Stored records:
--- START ---

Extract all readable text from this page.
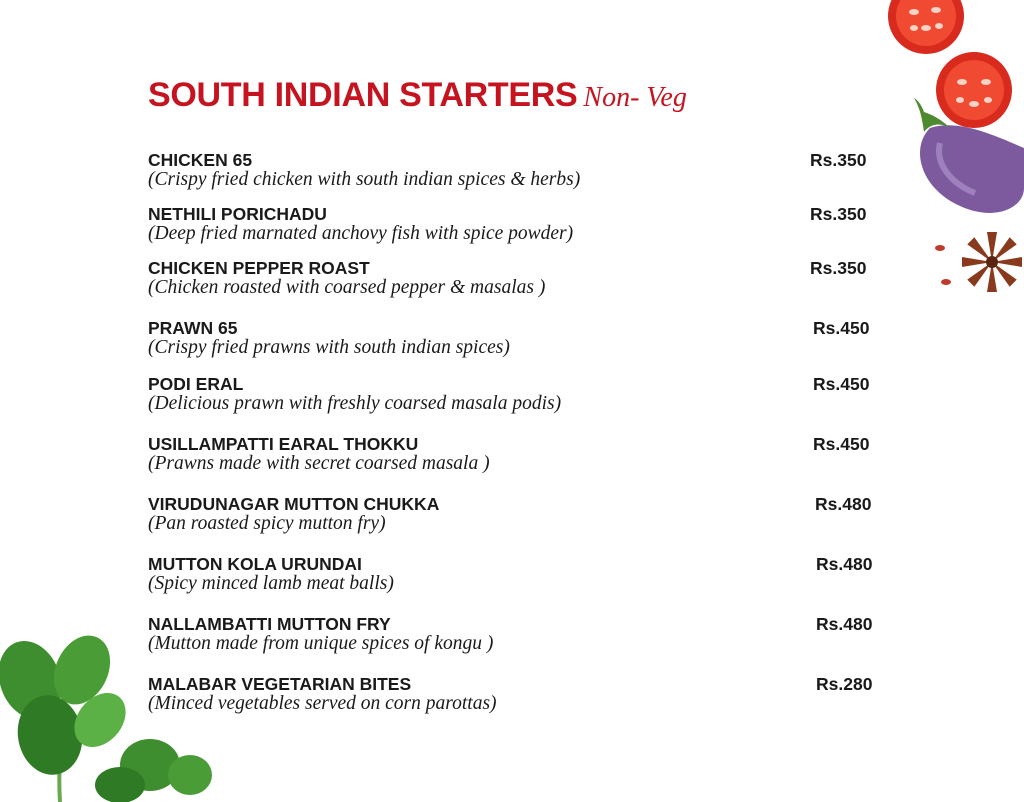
SOUTH INDIAN STARTERS Non- Veg
CHICKEN 65
(Crispy fried chicken with south indian spices & herbs)
Rs.350
NETHILI PORICHADU
(Deep fried marnated anchovy fish with spice powder)
Rs.350
CHICKEN PEPPER ROAST
(Chicken roasted with coarsed pepper & masalas )
Rs.350
PRAWN 65
(Crispy fried prawns with south indian spices)
Rs.450
PODI ERAL
(Delicious prawn with freshly coarsed masala podis)
Rs.450
USILLAMPATTI EARAL THOKKU
(Prawns made with secret coarsed masala )
Rs.450
VIRUDUNAGAR MUTTON CHUKKA
(Pan roasted spicy mutton fry)
Rs.480
MUTTON KOLA URUNDAI
(Spicy minced lamb meat balls)
Rs.480
NALLAMBATTI MUTTON FRY
(Mutton made from unique spices of kongu )
Rs.480
MALABAR VEGETARIAN BITES
(Minced vegetables served on corn parottas)
Rs.280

--- END ---

Required work: Repeat the preceding records precisely, and leave every picture out of the copy.

Result:
Extract all readable text from this page.
SOUTH INDIAN STARTERS Non- Veg
CHICKEN 65
(Crispy fried chicken with south indian spices & herbs)
Rs.350
NETHILI PORICHADU
(Deep fried marnated anchovy fish with spice powder)
Rs.350
CHICKEN PEPPER ROAST
(Chicken roasted with coarsed pepper & masalas )
Rs.350
PRAWN 65
(Crispy fried prawns with south indian spices)
Rs.450
PODI ERAL
(Delicious prawn with freshly coarsed masala podis)
Rs.450
USILLAMPATTI EARAL THOKKU
(Prawns made with secret coarsed masala )
Rs.450
VIRUDUNAGAR MUTTON CHUKKA
(Pan roasted spicy mutton fry)
Rs.480
MUTTON KOLA URUNDAI
(Spicy minced lamb meat balls)
Rs.480
NALLAMBATTI MUTTON FRY
(Mutton made from unique spices of kongu )
Rs.480
MALABAR VEGETARIAN BITES
(Minced vegetables served on corn parottas)
Rs.280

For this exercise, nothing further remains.